The request
What follows is a set of entries. Give them again exactly, without the pictures.

* Start Input records *

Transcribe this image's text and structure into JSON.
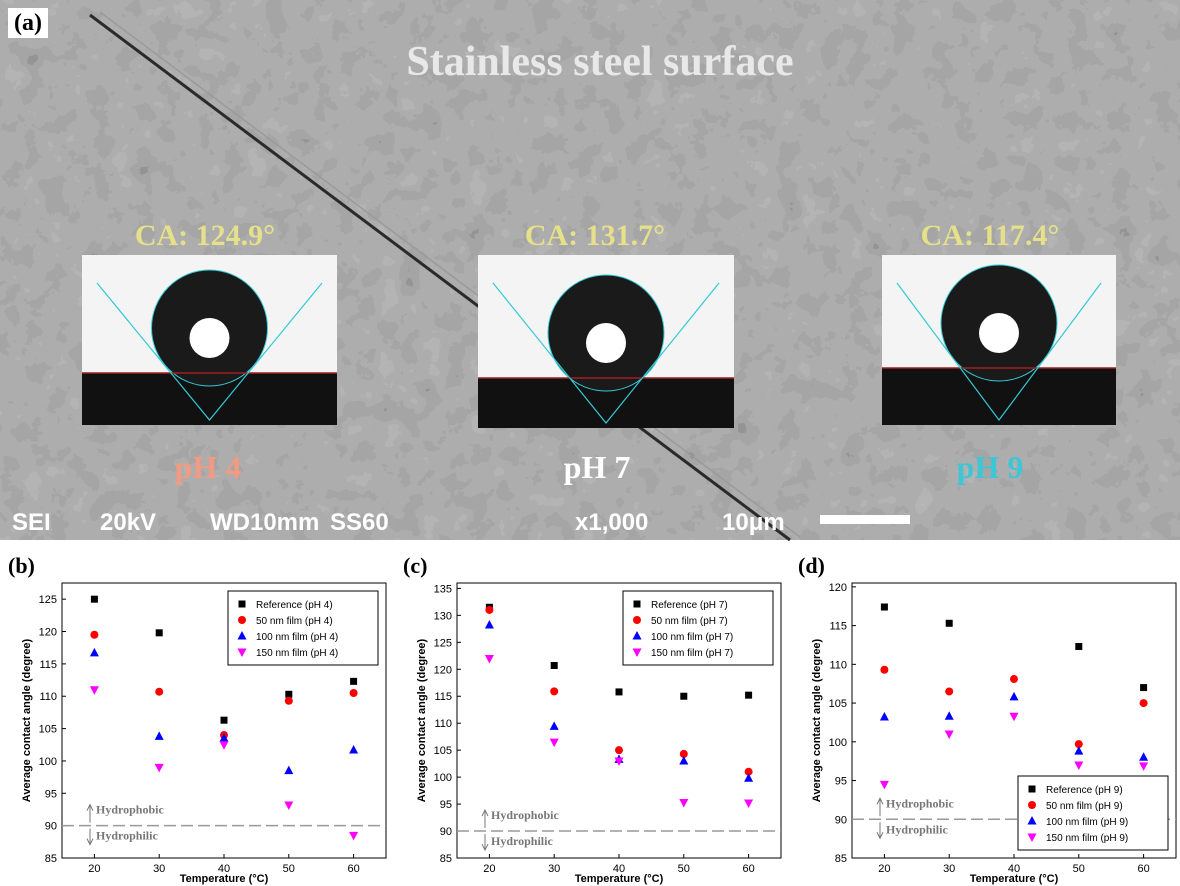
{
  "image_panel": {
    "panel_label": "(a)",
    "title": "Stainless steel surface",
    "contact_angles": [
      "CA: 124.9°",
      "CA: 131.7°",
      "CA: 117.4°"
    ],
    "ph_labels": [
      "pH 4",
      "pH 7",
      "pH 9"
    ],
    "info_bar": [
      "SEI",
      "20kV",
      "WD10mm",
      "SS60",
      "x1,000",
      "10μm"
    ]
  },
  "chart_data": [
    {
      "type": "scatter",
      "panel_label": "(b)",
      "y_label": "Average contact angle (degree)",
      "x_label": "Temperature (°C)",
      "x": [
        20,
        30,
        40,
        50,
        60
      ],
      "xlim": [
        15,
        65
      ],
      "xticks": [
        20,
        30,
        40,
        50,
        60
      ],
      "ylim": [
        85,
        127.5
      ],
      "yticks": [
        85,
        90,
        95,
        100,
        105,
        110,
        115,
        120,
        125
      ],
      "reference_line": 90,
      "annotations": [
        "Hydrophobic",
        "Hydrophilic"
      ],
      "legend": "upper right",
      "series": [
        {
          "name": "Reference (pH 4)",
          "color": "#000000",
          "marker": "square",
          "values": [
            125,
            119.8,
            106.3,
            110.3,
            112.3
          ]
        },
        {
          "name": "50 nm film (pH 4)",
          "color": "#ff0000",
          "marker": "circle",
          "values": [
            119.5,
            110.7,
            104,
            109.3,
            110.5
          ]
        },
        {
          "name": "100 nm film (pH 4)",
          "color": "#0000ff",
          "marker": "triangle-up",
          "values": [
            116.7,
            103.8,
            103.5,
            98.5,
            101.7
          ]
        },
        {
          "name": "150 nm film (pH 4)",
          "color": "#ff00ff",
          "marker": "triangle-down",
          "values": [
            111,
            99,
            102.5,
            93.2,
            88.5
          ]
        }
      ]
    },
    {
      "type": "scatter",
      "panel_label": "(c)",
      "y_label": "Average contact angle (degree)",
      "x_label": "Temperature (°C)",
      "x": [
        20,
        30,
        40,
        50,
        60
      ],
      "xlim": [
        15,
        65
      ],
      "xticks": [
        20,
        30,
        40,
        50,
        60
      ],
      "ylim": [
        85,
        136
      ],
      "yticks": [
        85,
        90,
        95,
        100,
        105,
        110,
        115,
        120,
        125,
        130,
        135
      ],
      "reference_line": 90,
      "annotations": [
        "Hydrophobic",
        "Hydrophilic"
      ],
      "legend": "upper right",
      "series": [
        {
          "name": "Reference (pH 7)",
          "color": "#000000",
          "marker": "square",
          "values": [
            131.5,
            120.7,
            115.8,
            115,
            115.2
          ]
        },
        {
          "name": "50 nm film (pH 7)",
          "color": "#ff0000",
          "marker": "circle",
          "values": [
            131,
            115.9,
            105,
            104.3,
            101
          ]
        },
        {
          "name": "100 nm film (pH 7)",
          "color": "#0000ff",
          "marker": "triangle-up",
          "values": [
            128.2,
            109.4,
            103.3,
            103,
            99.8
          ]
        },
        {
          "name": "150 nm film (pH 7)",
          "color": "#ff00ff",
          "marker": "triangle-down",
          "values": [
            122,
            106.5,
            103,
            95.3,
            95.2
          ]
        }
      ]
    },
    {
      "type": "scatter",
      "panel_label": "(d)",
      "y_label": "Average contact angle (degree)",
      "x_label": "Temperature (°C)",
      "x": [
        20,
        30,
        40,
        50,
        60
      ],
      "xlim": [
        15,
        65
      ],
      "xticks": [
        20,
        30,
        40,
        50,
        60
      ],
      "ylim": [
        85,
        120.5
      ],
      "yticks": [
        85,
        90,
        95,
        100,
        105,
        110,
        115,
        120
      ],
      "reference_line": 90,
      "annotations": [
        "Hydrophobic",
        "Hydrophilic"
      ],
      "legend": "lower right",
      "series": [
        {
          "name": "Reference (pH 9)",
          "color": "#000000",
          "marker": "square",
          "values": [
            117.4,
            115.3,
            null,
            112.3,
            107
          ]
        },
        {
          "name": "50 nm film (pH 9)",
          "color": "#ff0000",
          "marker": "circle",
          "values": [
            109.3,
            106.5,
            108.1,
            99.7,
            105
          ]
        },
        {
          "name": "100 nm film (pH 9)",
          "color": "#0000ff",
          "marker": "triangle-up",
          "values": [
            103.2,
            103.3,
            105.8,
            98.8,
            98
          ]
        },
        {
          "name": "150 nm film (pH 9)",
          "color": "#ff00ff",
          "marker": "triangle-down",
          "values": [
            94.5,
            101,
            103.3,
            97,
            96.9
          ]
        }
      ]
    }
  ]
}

* End Input records *

The output
Transcribe this image's text and structure into JSON.
{
  "image_panel": {
    "panel_label": "(a)",
    "title": "Stainless steel surface",
    "contact_angles": [
      "CA: 124.9°",
      "CA: 131.7°",
      "CA: 117.4°"
    ],
    "ph_labels": [
      "pH 4",
      "pH 7",
      "pH 9"
    ],
    "info_bar": [
      "SEI",
      "20kV",
      "WD10mm",
      "SS60",
      "x1,000",
      "10μm"
    ]
  },
  "chart_data": [
    {
      "type": "scatter",
      "panel_label": "(b)",
      "y_label": "Average contact angle (degree)",
      "x_label": "Temperature (°C)",
      "x": [
        20,
        30,
        40,
        50,
        60
      ],
      "xlim": [
        15,
        65
      ],
      "xticks": [
        20,
        30,
        40,
        50,
        60
      ],
      "ylim": [
        85,
        127.5
      ],
      "yticks": [
        85,
        90,
        95,
        100,
        105,
        110,
        115,
        120,
        125
      ],
      "reference_line": 90,
      "annotations": [
        "Hydrophobic",
        "Hydrophilic"
      ],
      "legend": "upper right",
      "series": [
        {
          "name": "Reference (pH 4)",
          "color": "#000000",
          "marker": "square",
          "values": [
            125,
            119.8,
            106.3,
            110.3,
            112.3
          ]
        },
        {
          "name": "50 nm film (pH 4)",
          "color": "#ff0000",
          "marker": "circle",
          "values": [
            119.5,
            110.7,
            104,
            109.3,
            110.5
          ]
        },
        {
          "name": "100 nm film (pH 4)",
          "color": "#0000ff",
          "marker": "triangle-up",
          "values": [
            116.7,
            103.8,
            103.5,
            98.5,
            101.7
          ]
        },
        {
          "name": "150 nm film (pH 4)",
          "color": "#ff00ff",
          "marker": "triangle-down",
          "values": [
            111,
            99,
            102.5,
            93.2,
            88.5
          ]
        }
      ]
    },
    {
      "type": "scatter",
      "panel_label": "(c)",
      "y_label": "Average contact angle (degree)",
      "x_label": "Temperature (°C)",
      "x": [
        20,
        30,
        40,
        50,
        60
      ],
      "xlim": [
        15,
        65
      ],
      "xticks": [
        20,
        30,
        40,
        50,
        60
      ],
      "ylim": [
        85,
        136
      ],
      "yticks": [
        85,
        90,
        95,
        100,
        105,
        110,
        115,
        120,
        125,
        130,
        135
      ],
      "reference_line": 90,
      "annotations": [
        "Hydrophobic",
        "Hydrophilic"
      ],
      "legend": "upper right",
      "series": [
        {
          "name": "Reference (pH 7)",
          "color": "#000000",
          "marker": "square",
          "values": [
            131.5,
            120.7,
            115.8,
            115,
            115.2
          ]
        },
        {
          "name": "50 nm film (pH 7)",
          "color": "#ff0000",
          "marker": "circle",
          "values": [
            131,
            115.9,
            105,
            104.3,
            101
          ]
        },
        {
          "name": "100 nm film (pH 7)",
          "color": "#0000ff",
          "marker": "triangle-up",
          "values": [
            128.2,
            109.4,
            103.3,
            103,
            99.8
          ]
        },
        {
          "name": "150 nm film (pH 7)",
          "color": "#ff00ff",
          "marker": "triangle-down",
          "values": [
            122,
            106.5,
            103,
            95.3,
            95.2
          ]
        }
      ]
    },
    {
      "type": "scatter",
      "panel_label": "(d)",
      "y_label": "Average contact angle (degree)",
      "x_label": "Temperature (°C)",
      "x": [
        20,
        30,
        40,
        50,
        60
      ],
      "xlim": [
        15,
        65
      ],
      "xticks": [
        20,
        30,
        40,
        50,
        60
      ],
      "ylim": [
        85,
        120.5
      ],
      "yticks": [
        85,
        90,
        95,
        100,
        105,
        110,
        115,
        120
      ],
      "reference_line": 90,
      "annotations": [
        "Hydrophobic",
        "Hydrophilic"
      ],
      "legend": "lower right",
      "series": [
        {
          "name": "Reference (pH 9)",
          "color": "#000000",
          "marker": "square",
          "values": [
            117.4,
            115.3,
            null,
            112.3,
            107
          ]
        },
        {
          "name": "50 nm film (pH 9)",
          "color": "#ff0000",
          "marker": "circle",
          "values": [
            109.3,
            106.5,
            108.1,
            99.7,
            105
          ]
        },
        {
          "name": "100 nm film (pH 9)",
          "color": "#0000ff",
          "marker": "triangle-up",
          "values": [
            103.2,
            103.3,
            105.8,
            98.8,
            98
          ]
        },
        {
          "name": "150 nm film (pH 9)",
          "color": "#ff00ff",
          "marker": "triangle-down",
          "values": [
            94.5,
            101,
            103.3,
            97,
            96.9
          ]
        }
      ]
    }
  ]
}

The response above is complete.